■ ОБЯЗАТЕЛЬНОЕ ЗАДАНИЕ ■
Перепечатайте, пожалуйста, без изменений фрагмент воспоминаний о службе в армии между словами «У Кучукова командовал» и «баню с сержантом.» включительно.

■ ВЫБРАННЫЙ ТЕКСТ ■
┄┄┄┄┄┄┄┄┄┄

Дата публикации: 07.02.2016 2:10:02
Теперь я — солдат. Это таинственное и почетное звание я принял, как счастливый жребий. Кончилось мое черное пятно, с которым я не расставался с тех пор, как по-своему решил проверить вопрос ликвидации басмачества и как на меня была навешана бирка, позволяющая каждому, кто пожелает, лягнуть меня или куснуть, для получения успеха в своей карьере, — теперь я — защитник Родины.
Во-вторых (это уже личное), я никогда еще не был солдатом — обстановка так сложилась, что я оказывался на командных постах, не имея даже для этого специальной военной подготовки, а так — в порядке самодеятельности: в дни февральской революции я собрал отряд из наших студентов туркестанского землячества 22 человека и повел их на Выборгскую сторону, где мы влились в боевые дружины вооруженных рабочих и атаковали монархию: завладели Троицким мостом, арестовали царских министров, завладели Петропавловской крепостью и выпустили на волю политических заключенных, атаковали арсенал, вооружали народ и т.д.
У Кучукова командовал одиннадцатью басмачами, числясь командиром взвода; в Красной гвардии — командиром эскадрона, а в конезаводстве уже занимал должность, соответствующую командиру полка. И вот теперь — солдат, о психологии которого я много читал, слышал, но сам в этом звании не бывал. Романтика, конечно, быстро столкнулась с действительностью: меня отправили в баню с сержантом.
Были среди офицеров замечательные люди, которые трудились вместе с солдатами и днем и ночью, т.к. не хватало на стройке кадров специалистов, носили рабочую одежду, относились к солдатам по-человечески (таким был, например, капитан Галицкий П.П.). Но вот, например, Капустянский — инженер капитан, известная ташкентская фамилия (фотографа). «Боец, ко мне» — увидя меня, как-то командует он, расставив ноги и стоя на крыльце своего домика. «Бегом». Я не прибавляю шага — какая нужда в такой спешке? Кроме того, я старше его в два раза (и тоже носил офицерское звание когда-то) и сердце у меня больное (еще с 20-го года). Я могу ходить долго, но медленно. Пока я дошел до него и вытянулся перед офицером, доложив о себе по всем правилам, он уже изошел слюной, уничтожив меня своими резкими изощренными фразами. Я слегка улыбался, т.к. больше занят был наблюдением, чем вниканием в сущность его науки, и, видя, что его интеллигентная (как он думал) ругатня, что горох о стену, он быстро истощил свои угрозы и сказал то, что хотел — найти и призвать к нему его вестового. Когда полагалось снова бежать, чтобы «бегом» выполнить приказание, я опять не побежал, хотя слышал его команду. Однако никакой кары за это не последовало, не считая той, что ко мне слишком пристрастно стал относиться старшина нашей третьей роты — тип, прямо противоположный тем старшинам, которых описывают наши писатели.
С помполитруком мы подружились — он относился ко мне как к товарищу. Неизменно хорошо относились ко мне политрук Кочетов и зам. ком. по полит. части Лаганов Н.И. С солдатами я еще не успел сойтись, т.к. меня сразу от них отделили, заставив меня проводить ежедневную политинформацию, получать сводку у радистов и сидеть за картой фронта, передвигая флажки, заведовать библиотекой и вести все клубные дела.

┄┄┄┄┄┄┄┄┄┄

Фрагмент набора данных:
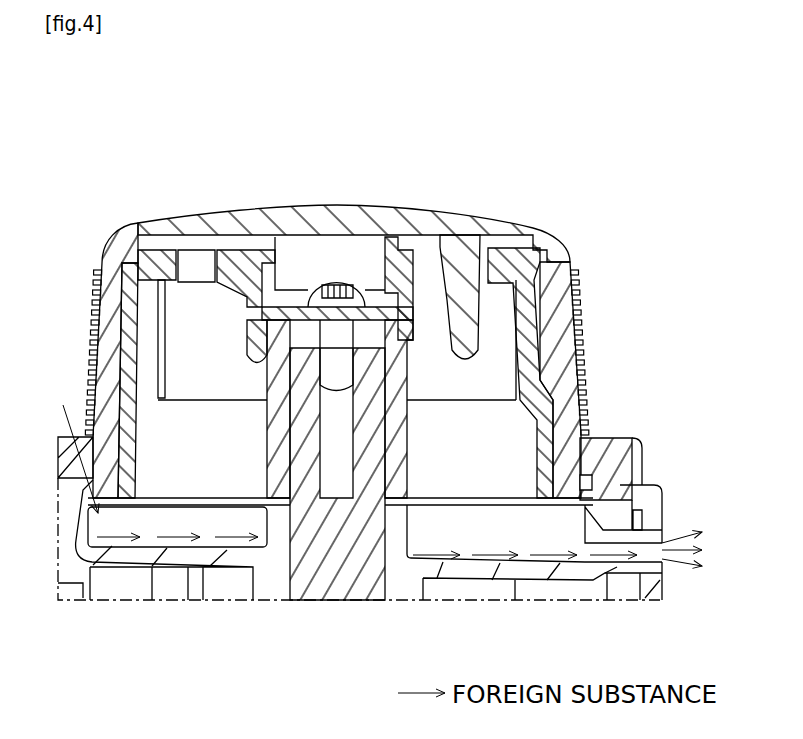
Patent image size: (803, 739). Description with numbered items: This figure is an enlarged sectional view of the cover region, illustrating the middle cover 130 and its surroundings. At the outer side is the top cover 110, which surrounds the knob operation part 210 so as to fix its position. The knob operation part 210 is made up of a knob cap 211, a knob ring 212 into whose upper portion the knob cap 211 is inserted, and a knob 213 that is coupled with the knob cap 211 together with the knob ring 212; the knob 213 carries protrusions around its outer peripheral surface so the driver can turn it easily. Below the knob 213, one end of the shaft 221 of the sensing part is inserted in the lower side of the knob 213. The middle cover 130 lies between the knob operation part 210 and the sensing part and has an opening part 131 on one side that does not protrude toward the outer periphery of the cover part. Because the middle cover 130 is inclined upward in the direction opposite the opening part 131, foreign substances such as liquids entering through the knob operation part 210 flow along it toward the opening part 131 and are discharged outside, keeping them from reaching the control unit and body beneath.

The knob operation part 210 is at (585, 113).
The knob cap 211 is at (425, 224).
The knob ring 212 is at (556, 250).
The knob 213 is at (568, 322).
The top cover 110 is at (648, 500).
The opening part 131 is at (647, 537).
The middle cover 130 is at (172, 557).
The shaft 221 is at (313, 580).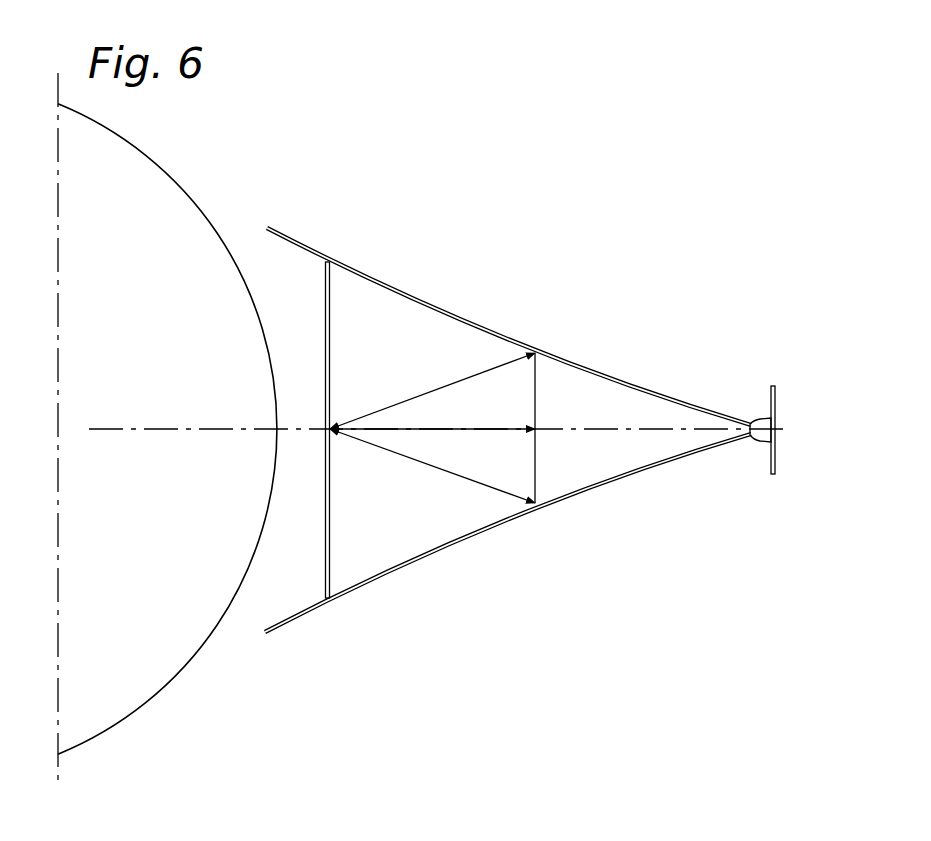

┄┄┄┄┄┄┄┄┄┄

■ ПОЛНЫЙ ОТВЕТ ■
У Кучукова командовал одиннадцатью басмачами, числясь командиром взвода; в Красной гвардии — командиром эскадрона, а в конезаводстве уже занимал должность, соответствующую командиру полка. И вот теперь — солдат, о психологии которого я много читал, слышал, но сам в этом звании не бывал. Романтика, конечно, быстро столкнулась с действительностью: меня отправили в баню с сержантом.